Collected data

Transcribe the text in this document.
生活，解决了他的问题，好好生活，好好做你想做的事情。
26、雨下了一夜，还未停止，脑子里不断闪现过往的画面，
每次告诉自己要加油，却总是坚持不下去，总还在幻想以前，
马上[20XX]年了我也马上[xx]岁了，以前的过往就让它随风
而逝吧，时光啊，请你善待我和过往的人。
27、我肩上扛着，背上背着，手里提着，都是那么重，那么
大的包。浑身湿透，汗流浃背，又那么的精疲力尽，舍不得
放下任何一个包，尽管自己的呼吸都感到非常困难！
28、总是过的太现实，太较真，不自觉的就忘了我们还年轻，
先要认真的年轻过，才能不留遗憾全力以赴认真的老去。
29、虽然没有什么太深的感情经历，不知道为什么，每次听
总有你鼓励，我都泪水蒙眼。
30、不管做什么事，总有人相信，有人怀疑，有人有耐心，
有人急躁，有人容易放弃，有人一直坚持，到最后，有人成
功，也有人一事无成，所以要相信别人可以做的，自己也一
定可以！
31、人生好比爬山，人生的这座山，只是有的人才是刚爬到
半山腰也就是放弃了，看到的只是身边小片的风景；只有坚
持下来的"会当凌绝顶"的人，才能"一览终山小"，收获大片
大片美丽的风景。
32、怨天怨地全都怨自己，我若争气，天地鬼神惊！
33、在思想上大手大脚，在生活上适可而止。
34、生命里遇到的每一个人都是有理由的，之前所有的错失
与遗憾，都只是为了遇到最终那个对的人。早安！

TASK TO CARRY OUT:
Working from the material above, retype it in its entirety without change.

FINISHED TASK:
Transcribe the text in this document.
生活，解决了他的问题，好好生活，好好做你想做的事情。
26、雨下了一夜，还未停止，脑子里不断闪现过往的画面，
每次告诉自己要加油，却总是坚持不下去，总还在幻想以前，
马上[20XX]年了我也马上[xx]岁了，以前的过往就让它随风
而逝吧，时光啊，请你善待我和过往的人。
27、我肩上扛着，背上背着，手里提着，都是那么重，那么
大的包。浑身湿透，汗流浃背，又那么的精疲力尽，舍不得
放下任何一个包，尽管自己的呼吸都感到非常困难！
28、总是过的太现实，太较真，不自觉的就忘了我们还年轻，
先要认真的年轻过，才能不留遗憾全力以赴认真的老去。
29、虽然没有什么太深的感情经历，不知道为什么，每次听
总有你鼓励，我都泪水蒙眼。
30、不管做什么事，总有人相信，有人怀疑，有人有耐心，
有人急躁，有人容易放弃，有人一直坚持，到最后，有人成
功，也有人一事无成，所以要相信别人可以做的，自己也一
定可以！
31、人生好比爬山，人生的这座山，只是有的人才是刚爬到
半山腰也就是放弃了，看到的只是身边小片的风景；只有坚
持下来的"会当凌绝顶"的人，才能"一览终山小"，收获大片
大片美丽的风景。
32、怨天怨地全都怨自己，我若争气，天地鬼神惊！
33、在思想上大手大脚，在生活上适可而止。
34、生命里遇到的每一个人都是有理由的，之前所有的错失
与遗憾，都只是为了遇到最终那个对的人。早安！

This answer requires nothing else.